§ **TO DO**
All of the records below need to be copied exactly.

Part of a data file:
■ ■ ■ ■ ■ ■ ■

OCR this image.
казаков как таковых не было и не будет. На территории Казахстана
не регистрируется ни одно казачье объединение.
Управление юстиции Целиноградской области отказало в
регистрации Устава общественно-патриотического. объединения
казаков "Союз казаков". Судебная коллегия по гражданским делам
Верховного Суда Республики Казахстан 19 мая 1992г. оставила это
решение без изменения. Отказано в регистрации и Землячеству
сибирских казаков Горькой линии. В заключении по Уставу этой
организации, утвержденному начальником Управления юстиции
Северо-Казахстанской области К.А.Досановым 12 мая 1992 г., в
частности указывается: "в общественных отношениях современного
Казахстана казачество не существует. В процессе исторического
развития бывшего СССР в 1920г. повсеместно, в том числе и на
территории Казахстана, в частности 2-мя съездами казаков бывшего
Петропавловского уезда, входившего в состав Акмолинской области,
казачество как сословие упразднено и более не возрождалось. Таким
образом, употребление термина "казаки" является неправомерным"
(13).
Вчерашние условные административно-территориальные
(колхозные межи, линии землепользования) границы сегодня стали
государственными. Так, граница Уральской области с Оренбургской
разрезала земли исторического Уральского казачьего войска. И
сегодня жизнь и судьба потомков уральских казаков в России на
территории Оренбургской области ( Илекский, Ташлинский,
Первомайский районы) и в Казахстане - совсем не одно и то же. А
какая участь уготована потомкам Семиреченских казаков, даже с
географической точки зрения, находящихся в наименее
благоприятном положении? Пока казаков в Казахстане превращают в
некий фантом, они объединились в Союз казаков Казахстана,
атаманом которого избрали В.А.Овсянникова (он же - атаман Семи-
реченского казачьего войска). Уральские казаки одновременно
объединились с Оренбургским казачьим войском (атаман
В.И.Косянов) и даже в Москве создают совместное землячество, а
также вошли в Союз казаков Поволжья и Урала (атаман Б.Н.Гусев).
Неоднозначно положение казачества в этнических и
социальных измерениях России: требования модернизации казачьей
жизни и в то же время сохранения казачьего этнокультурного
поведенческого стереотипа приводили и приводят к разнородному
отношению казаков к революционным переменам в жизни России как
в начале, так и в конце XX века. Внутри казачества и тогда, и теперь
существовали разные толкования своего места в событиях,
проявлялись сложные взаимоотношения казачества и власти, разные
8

■ ■ ■ ■ ■ ■ ■

§ **FINAL RESULT**
OCR this image.
казаков как таковых не было и не будет. На территории Казахстана
не регистрируется ни одно казачье объединение.
Управление юстиции Целиноградской области отказало в
регистрации Устава общественно-патриотического. объединения
казаков "Союз казаков". Судебная коллегия по гражданским делам
Верховного Суда Республики Казахстан 19 мая 1992г. оставила это
решение без изменения. Отказано в регистрации и Землячеству
сибирских казаков Горькой линии. В заключении по Уставу этой
организации, утвержденному начальником Управления юстиции
Северо-Казахстанской области К.А.Досановым 12 мая 1992 г., в
частности указывается: "в общественных отношениях современного
Казахстана казачество не существует. В процессе исторического
развития бывшего СССР в 1920г. повсеместно, в том числе и на
территории Казахстана, в частности 2-мя съездами казаков бывшего
Петропавловского уезда, входившего в состав Акмолинской области,
казачество как сословие упразднено и более не возрождалось. Таким
образом, употребление термина "казаки" является неправомерным"
(13).
Вчерашние условные административно-территориальные
(колхозные межи, линии землепользования) границы сегодня стали
государственными. Так, граница Уральской области с Оренбургской
разрезала земли исторического Уральского казачьего войска. И
сегодня жизнь и судьба потомков уральских казаков в России на
территории Оренбургской области ( Илекский, Ташлинский,
Первомайский районы) и в Казахстане - совсем не одно и то же. А
какая участь уготована потомкам Семиреченских казаков, даже с
географической точки зрения, находящихся в наименее
благоприятном положении? Пока казаков в Казахстане превращают в
некий фантом, они объединились в Союз казаков Казахстана,
атаманом которого избрали В.А.Овсянникова (он же - атаман Семи-
реченского казачьего войска). Уральские казаки одновременно
объединились с Оренбургским казачьим войском (атаман
В.И.Косянов) и даже в Москве создают совместное землячество, а
также вошли в Союз казаков Поволжья и Урала (атаман Б.Н.Гусев).
Неоднозначно положение казачества в этнических и
социальных измерениях России: требования модернизации казачьей
жизни и в то же время сохранения казачьего этнокультурного
поведенческого стереотипа приводили и приводят к разнородному
отношению казаков к революционным переменам в жизни России как
в начале, так и в конце XX века. Внутри казачества и тогда, и теперь
существовали разные толкования своего места в событиях,
проявлялись сложные взаимоотношения казачества и власти, разные
8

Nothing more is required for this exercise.